(INSTRUCTIONS TO FOLLOW) For each line below that contains the string "Федеральная", copy that line.
━━━
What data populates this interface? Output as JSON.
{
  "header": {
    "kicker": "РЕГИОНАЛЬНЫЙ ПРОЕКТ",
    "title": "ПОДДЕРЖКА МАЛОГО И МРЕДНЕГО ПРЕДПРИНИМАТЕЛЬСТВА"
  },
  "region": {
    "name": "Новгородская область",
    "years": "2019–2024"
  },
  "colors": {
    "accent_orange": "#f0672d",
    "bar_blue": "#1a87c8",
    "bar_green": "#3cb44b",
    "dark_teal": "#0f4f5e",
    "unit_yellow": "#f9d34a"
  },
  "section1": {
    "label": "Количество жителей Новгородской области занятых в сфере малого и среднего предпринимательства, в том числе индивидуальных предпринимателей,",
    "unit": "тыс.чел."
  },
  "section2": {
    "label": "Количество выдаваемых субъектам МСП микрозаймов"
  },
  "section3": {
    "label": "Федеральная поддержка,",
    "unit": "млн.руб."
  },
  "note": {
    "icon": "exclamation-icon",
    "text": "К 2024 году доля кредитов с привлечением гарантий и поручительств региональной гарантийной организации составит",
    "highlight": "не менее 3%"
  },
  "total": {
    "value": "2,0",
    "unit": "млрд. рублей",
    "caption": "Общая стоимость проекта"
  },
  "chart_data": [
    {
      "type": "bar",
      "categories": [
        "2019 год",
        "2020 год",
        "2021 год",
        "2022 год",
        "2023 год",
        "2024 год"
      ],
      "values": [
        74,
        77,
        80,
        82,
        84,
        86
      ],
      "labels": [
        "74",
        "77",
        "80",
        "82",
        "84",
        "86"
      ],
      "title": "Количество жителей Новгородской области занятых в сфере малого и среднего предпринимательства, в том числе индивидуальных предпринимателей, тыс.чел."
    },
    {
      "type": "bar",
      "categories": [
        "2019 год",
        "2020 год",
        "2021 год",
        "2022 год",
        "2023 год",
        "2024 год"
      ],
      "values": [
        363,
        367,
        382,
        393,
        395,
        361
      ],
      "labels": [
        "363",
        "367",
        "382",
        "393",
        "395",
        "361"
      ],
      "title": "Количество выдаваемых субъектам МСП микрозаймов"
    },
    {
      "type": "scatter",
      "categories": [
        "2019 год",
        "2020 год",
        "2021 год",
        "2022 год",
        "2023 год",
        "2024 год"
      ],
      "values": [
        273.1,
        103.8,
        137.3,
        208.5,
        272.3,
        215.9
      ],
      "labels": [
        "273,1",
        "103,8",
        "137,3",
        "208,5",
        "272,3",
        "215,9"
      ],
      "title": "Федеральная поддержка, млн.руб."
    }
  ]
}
━━━
(THE COMPLETED TASK)
    "label": "Федеральная поддержка,",
      "title": "Федеральная поддержка, млн.руб."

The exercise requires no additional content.